__Set problem__. Extract each line where the string "给予适宜的营养和外界条件" shows up.

__Provided data__.
+---+
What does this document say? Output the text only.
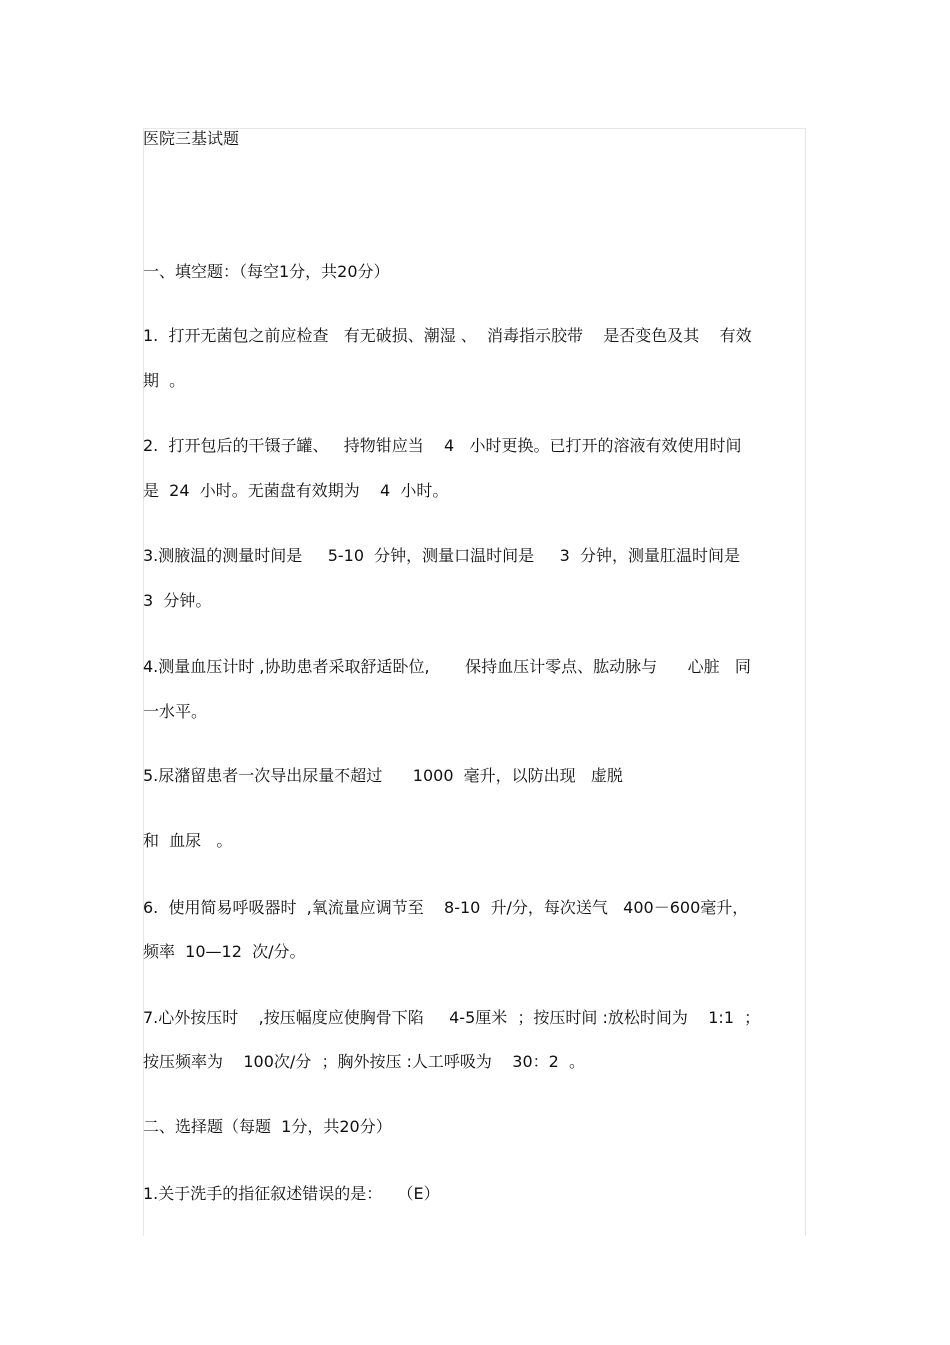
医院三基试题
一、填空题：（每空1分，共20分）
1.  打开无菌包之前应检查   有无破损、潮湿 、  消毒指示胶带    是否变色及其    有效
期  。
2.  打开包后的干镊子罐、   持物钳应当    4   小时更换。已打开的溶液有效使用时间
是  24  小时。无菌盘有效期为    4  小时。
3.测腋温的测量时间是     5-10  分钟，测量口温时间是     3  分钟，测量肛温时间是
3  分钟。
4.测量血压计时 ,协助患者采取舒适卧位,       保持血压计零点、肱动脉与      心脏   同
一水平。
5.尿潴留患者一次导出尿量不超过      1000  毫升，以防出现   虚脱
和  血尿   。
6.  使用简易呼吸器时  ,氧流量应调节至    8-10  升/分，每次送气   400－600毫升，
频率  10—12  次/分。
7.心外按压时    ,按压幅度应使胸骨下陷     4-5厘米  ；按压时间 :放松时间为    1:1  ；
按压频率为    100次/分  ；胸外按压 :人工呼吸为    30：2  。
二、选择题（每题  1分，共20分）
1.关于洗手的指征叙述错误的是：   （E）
+---+
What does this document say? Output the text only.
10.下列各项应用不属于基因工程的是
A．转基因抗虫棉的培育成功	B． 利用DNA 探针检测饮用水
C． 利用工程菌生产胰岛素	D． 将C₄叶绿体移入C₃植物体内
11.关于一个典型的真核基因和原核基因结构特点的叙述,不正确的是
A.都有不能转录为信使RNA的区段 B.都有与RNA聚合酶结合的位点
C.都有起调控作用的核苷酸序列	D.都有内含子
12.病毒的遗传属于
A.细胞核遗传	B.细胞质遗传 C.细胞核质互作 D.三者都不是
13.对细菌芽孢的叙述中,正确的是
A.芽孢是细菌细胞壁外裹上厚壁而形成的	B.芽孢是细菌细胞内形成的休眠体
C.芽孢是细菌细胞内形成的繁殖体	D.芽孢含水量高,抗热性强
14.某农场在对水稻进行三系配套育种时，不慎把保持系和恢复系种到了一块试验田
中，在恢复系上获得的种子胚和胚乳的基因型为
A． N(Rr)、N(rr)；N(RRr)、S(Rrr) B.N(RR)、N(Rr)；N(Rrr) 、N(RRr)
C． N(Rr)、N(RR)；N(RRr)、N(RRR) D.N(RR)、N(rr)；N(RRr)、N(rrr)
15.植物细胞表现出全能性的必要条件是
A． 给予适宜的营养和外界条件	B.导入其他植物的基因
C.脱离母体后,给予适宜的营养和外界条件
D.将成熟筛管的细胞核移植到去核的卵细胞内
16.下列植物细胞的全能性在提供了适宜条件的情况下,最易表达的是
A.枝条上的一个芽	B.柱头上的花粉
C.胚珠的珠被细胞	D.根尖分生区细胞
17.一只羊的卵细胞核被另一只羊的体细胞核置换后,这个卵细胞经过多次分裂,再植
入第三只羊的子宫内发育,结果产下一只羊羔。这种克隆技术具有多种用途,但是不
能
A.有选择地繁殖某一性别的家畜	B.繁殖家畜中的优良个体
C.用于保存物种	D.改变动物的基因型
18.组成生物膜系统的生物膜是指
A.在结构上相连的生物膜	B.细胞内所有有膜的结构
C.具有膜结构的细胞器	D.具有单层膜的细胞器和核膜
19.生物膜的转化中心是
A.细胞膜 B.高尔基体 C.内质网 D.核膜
+---+
__Exercise answer__.
A． 给予适宜的营养和外界条件	B.导入其他植物的基因
C.脱离母体后,给予适宜的营养和外界条件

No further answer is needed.